*Extracted entries*

=-=-=

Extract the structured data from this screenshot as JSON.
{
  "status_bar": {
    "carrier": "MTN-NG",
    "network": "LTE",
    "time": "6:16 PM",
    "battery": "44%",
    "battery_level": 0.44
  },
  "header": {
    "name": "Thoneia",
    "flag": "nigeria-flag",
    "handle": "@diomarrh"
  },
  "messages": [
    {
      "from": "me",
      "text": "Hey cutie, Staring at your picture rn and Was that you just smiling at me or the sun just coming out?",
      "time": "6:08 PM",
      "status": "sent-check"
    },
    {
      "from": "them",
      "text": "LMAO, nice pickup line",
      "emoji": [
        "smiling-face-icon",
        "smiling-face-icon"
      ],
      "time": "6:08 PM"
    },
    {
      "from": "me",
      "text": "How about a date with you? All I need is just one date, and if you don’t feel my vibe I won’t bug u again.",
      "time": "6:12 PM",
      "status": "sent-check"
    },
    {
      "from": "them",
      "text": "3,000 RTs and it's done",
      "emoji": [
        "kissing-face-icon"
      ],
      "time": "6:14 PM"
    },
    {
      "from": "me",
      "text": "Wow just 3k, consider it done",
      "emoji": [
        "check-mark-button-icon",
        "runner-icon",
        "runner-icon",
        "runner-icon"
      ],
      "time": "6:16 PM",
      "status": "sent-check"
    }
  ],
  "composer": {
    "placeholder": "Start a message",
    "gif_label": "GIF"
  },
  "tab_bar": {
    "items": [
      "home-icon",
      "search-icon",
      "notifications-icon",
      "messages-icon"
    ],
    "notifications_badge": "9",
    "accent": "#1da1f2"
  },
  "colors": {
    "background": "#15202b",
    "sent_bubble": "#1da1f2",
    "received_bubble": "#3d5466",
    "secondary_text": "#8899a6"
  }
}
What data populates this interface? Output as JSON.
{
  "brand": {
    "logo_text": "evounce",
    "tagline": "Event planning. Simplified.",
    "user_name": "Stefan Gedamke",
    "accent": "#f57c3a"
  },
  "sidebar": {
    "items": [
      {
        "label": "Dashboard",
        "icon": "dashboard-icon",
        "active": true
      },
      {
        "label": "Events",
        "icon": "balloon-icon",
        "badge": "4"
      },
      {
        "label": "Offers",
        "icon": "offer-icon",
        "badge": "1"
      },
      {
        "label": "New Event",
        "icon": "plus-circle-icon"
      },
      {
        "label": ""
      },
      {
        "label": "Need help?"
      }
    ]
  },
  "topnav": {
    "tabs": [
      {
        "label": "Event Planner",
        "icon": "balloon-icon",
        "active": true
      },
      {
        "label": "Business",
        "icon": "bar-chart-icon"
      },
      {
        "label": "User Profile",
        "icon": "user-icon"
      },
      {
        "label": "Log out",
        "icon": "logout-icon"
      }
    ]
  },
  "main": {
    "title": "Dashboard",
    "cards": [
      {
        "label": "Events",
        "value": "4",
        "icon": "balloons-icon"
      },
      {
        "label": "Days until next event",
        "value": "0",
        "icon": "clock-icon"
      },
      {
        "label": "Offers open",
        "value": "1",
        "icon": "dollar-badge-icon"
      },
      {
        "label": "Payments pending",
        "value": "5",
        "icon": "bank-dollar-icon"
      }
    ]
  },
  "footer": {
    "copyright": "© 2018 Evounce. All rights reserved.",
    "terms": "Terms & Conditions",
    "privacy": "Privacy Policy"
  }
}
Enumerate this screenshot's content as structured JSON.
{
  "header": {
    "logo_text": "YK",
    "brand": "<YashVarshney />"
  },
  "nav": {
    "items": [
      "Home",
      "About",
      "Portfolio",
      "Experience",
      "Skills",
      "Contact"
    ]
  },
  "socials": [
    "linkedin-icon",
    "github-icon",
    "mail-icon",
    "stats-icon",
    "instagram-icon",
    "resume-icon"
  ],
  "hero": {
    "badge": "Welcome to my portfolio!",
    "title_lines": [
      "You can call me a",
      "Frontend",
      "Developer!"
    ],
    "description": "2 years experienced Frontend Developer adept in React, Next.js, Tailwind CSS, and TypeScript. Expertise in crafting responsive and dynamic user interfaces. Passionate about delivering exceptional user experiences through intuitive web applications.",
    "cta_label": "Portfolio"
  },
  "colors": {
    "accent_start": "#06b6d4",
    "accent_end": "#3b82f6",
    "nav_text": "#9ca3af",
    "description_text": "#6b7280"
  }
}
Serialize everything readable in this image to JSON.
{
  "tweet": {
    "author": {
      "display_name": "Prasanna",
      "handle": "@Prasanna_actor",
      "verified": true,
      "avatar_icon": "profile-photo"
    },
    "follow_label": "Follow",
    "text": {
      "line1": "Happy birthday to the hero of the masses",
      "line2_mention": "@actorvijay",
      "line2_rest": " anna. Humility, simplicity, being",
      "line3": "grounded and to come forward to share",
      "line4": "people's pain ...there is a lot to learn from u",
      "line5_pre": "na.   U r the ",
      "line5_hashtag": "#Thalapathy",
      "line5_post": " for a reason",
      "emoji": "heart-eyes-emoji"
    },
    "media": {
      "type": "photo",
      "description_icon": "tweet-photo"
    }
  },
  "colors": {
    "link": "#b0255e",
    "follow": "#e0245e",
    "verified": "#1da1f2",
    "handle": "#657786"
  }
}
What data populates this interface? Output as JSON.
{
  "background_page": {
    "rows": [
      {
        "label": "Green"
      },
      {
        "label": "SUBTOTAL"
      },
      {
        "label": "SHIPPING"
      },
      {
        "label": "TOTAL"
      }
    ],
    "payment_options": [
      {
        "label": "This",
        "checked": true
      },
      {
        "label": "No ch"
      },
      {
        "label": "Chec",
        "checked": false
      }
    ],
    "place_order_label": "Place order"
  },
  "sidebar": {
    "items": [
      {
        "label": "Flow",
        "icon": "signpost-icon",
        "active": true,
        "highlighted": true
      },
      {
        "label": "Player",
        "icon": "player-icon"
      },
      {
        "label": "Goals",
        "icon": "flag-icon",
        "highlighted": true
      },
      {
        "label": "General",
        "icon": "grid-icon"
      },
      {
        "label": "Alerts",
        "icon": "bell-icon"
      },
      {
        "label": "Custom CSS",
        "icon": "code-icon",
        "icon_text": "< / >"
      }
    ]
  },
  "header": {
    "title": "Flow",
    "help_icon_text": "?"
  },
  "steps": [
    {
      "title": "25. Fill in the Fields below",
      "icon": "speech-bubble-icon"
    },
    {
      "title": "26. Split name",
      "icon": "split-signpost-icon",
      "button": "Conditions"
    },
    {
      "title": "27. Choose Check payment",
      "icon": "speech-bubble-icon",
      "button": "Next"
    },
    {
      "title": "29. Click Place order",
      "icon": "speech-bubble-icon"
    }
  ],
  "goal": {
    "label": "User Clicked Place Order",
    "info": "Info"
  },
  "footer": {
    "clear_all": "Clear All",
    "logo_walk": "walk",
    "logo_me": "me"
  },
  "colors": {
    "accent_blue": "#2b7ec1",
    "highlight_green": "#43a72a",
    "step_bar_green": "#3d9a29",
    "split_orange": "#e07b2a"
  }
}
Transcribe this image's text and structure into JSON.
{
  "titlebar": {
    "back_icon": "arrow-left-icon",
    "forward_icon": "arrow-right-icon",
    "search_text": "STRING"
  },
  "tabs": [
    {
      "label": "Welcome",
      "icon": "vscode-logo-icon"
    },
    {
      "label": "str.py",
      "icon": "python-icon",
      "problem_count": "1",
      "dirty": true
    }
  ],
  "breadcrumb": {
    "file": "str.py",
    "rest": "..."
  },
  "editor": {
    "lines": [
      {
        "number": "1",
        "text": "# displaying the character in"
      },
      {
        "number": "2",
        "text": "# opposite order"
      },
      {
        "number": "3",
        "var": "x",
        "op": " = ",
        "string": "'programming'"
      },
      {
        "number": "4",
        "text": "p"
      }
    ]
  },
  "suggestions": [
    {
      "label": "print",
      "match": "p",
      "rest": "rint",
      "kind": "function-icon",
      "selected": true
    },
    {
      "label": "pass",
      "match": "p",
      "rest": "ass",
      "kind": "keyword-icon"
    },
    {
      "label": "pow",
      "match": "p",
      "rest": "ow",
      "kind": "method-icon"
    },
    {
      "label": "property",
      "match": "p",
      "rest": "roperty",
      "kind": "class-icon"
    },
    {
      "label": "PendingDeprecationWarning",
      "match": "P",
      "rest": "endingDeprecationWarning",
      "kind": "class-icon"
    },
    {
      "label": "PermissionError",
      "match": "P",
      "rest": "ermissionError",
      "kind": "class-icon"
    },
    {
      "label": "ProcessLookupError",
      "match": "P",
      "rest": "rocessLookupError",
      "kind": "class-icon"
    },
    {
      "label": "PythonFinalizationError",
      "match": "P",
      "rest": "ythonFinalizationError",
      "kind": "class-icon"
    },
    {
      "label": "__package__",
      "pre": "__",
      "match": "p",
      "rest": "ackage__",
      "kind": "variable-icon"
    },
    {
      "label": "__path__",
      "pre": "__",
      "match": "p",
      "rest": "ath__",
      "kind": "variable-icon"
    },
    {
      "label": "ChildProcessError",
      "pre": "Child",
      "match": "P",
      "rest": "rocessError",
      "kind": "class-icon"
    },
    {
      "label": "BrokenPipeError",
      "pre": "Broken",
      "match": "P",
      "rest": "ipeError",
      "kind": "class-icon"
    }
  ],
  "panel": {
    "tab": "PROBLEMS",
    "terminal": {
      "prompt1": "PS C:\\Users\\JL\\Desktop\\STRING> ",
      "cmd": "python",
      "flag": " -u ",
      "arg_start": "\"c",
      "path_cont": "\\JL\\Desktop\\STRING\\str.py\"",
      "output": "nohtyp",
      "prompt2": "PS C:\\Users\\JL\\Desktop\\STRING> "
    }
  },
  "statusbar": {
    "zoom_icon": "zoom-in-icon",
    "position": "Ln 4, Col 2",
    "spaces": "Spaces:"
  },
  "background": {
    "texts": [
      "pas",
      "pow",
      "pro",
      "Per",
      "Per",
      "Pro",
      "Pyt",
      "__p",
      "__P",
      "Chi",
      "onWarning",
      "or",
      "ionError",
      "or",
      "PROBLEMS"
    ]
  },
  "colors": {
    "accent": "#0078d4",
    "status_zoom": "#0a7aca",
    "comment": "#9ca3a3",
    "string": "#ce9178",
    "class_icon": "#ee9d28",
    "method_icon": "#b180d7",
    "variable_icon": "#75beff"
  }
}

=-=-=

*Given task*
Reproduce each line from the records that contains the word "dollar".

*Response*
        "icon": "dollar-badge-icon"
        "icon": "bank-dollar-icon"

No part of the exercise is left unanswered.